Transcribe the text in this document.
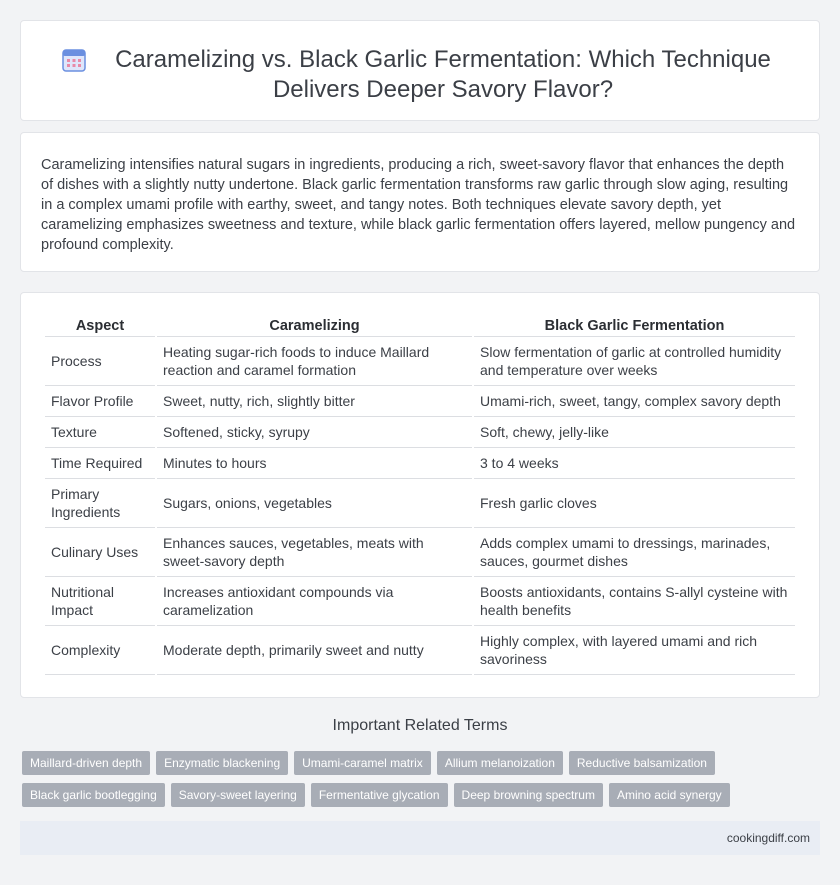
Caramelizing vs. Black Garlic Fermentation: Which Technique Delivers Deeper Savory Flavor?

Caramelizing intensifies natural sugars in ingredients, producing a rich, sweet-savory flavor that enhances the depth of dishes with a slightly nutty undertone. Black garlic fermentation transforms raw garlic through slow aging, resulting in a complex umami profile with earthy, sweet, and tangy notes. Both techniques elevate savory depth, yet caramelizing emphasizes sweetness and texture, while black garlic fermentation offers layered, mellow pungency and profound complexity.

Aspect	Caramelizing	Black Garlic Fermentation
Process	Heating sugar-rich foods to induce Maillard reaction and caramel formation	Slow fermentation of garlic at controlled humidity and temperature over weeks
Flavor Profile	Sweet, nutty, rich, slightly bitter	Umami-rich, sweet, tangy, complex savory depth
Texture	Softened, sticky, syrupy	Soft, chewy, jelly-like
Time Required	Minutes to hours	3 to 4 weeks
Primary Ingredients	Sugars, onions, vegetables	Fresh garlic cloves
Culinary Uses	Enhances sauces, vegetables, meats with sweet-savory depth	Adds complex umami to dressings, marinades, sauces, gourmet dishes
Nutritional Impact	Increases antioxidant compounds via caramelization	Boosts antioxidants, contains S-allyl cysteine with health benefits
Complexity	Moderate depth, primarily sweet and nutty	Highly complex, with layered umami and rich savoriness
Important Related Terms
Maillard-driven depth	Enzymatic blackening	Umami-caramel matrix	Allium melanoization	Reductive balsamization
Black garlic bootlegging	Savory-sweet layering	Fermentative glycation	Deep browning spectrum	Amino acid synergy
cookingdiff.com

Problem description: Copy every line above word for word and exclude the pictures.

The result:
Transcribe the text in this document.
Caramelizing vs. Black Garlic Fermentation: Which Technique Delivers Deeper Savory Flavor?

Caramelizing intensifies natural sugars in ingredients, producing a rich, sweet-savory flavor that enhances the depth of dishes with a slightly nutty undertone. Black garlic fermentation transforms raw garlic through slow aging, resulting in a complex umami profile with earthy, sweet, and tangy notes. Both techniques elevate savory depth, yet caramelizing emphasizes sweetness and texture, while black garlic fermentation offers layered, mellow pungency and profound complexity.

Aspect	Caramelizing	Black Garlic Fermentation
Process	Heating sugar-rich foods to induce Maillard reaction and caramel formation	Slow fermentation of garlic at controlled humidity and temperature over weeks
Flavor Profile	Sweet, nutty, rich, slightly bitter	Umami-rich, sweet, tangy, complex savory depth
Texture	Softened, sticky, syrupy	Soft, chewy, jelly-like
Time Required	Minutes to hours	3 to 4 weeks
Primary Ingredients	Sugars, onions, vegetables	Fresh garlic cloves
Culinary Uses	Enhances sauces, vegetables, meats with sweet-savory depth	Adds complex umami to dressings, marinades, sauces, gourmet dishes
Nutritional Impact	Increases antioxidant compounds via caramelization	Boosts antioxidants, contains S-allyl cysteine with health benefits
Complexity	Moderate depth, primarily sweet and nutty	Highly complex, with layered umami and rich savoriness
Important Related Terms
Maillard-driven depth	Enzymatic blackening	Umami-caramel matrix	Allium melanoization	Reductive balsamization
Black garlic bootlegging	Savory-sweet layering	Fermentative glycation	Deep browning spectrum	Amino acid synergy
cookingdiff.com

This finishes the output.